Almost, but not quite. He was not the man to give way to despair. If it came to the worst he would "put all the foreign crew and their belongings into the boats and send them off; Agnew and I would arm ourselves with a bundle of rifles, and cut it open and have 500 rounds to fight any attempt to board us, and if we slipped this by any chance, he and I would bring her to England together, he on deck and I in the engine-room. He knew all about navigation and I knew all about engines, having been a marine engineer in my youth."

But a less desperate job called for immediate attention. The men engaged in transferring the cargo from the barges to the steamer wanted to knock off work for the night; but the offer of double pay persuaded them to stick to it, and they worked with such good will that by midnight every bale was safely below hatches in the Fanny. Crawford then instructed the shipping agent to be off in the tug at break of day, giving him letters to post which would apprise the Committee in Belfast of what had happened, and give them the means of communicating with himself according to previously concerted plans.

=======

**Stated task 1:**
Reproduce the passage about the Fanny word for word, everything from "But a less desperate" down to "previously concerted plans.".
**Stated task 2:**
In the passage about the Fanny, what persuaded the men transferring the cargo to keep working instead of knocking off for the night?
Rely on the passage about the Fanny and nothing else.

[Layout annotation records]

=======

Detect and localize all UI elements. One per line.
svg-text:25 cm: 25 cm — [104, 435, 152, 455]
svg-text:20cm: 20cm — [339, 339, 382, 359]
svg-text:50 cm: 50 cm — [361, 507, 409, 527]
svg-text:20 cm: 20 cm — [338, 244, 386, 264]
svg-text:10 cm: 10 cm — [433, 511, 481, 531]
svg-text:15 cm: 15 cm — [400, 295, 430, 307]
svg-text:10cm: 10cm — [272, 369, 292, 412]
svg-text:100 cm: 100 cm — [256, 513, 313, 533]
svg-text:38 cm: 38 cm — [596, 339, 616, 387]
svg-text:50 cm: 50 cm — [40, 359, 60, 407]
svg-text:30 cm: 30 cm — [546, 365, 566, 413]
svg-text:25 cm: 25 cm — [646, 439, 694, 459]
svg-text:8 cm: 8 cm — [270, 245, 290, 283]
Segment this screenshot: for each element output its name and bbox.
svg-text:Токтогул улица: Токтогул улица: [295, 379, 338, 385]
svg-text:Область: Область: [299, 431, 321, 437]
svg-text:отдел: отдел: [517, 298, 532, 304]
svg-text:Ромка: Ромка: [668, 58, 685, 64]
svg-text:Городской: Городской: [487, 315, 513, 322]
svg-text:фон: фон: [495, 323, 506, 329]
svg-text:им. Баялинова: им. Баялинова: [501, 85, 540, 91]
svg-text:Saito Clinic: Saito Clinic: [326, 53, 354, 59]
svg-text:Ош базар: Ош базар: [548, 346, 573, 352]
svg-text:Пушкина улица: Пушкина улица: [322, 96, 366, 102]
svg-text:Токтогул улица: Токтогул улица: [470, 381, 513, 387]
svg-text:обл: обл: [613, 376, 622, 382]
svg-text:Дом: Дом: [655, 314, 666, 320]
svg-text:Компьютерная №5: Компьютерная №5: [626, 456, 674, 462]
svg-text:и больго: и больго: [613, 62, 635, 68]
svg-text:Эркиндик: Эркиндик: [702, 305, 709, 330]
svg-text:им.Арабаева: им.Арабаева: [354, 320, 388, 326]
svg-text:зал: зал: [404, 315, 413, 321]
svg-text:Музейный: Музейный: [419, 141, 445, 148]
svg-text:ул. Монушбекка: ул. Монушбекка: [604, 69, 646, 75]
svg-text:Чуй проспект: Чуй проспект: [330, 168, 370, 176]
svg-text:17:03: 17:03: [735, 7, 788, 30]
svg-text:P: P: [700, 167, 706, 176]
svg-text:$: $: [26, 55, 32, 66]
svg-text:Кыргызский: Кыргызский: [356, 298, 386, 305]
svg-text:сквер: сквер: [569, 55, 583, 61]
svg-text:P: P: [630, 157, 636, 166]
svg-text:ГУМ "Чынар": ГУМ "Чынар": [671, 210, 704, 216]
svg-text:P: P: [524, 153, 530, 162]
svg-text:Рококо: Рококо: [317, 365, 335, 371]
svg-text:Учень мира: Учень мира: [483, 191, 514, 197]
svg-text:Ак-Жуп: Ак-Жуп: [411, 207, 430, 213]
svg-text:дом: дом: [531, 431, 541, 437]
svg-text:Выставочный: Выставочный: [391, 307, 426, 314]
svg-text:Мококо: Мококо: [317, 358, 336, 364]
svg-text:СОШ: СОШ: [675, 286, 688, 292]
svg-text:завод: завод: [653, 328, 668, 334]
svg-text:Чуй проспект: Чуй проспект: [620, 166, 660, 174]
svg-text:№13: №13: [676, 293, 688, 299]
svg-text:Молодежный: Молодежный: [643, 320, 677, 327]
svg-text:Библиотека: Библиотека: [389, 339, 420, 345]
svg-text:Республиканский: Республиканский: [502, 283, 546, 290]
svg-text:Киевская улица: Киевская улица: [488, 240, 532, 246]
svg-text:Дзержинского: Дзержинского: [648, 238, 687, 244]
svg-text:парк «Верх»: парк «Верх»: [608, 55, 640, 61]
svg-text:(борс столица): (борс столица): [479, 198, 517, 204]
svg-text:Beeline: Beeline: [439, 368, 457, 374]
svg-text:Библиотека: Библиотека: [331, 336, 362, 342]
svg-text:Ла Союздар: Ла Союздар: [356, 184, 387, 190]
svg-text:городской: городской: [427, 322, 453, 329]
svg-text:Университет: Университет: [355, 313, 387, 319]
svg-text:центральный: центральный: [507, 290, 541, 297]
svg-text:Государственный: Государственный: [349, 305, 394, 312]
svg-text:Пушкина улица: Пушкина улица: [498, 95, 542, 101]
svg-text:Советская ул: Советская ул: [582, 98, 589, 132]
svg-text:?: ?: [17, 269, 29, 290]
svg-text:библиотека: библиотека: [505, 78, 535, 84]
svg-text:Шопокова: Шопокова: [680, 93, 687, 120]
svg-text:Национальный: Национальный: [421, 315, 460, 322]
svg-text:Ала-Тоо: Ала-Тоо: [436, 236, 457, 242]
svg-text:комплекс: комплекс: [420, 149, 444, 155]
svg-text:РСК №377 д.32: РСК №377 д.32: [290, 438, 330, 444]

=======

**Complete answer 1:**
But a less desperate job called for immediate attention. The men engaged in transferring the cargo from the barges to the steamer wanted to knock off work for the night; but the offer of double pay persuaded them to stick to it, and they worked with such good will that by midnight every bale was safely below hatches in the Fanny. Crawford then instructed the shipping agent to be off in the tug at break of day, giving him letters to post which would apprise the Committee in Belfast of what had happened, and give them the means of communicating with himself according to previously concerted plans.

**Complete answer 2:**
The offer of double pay.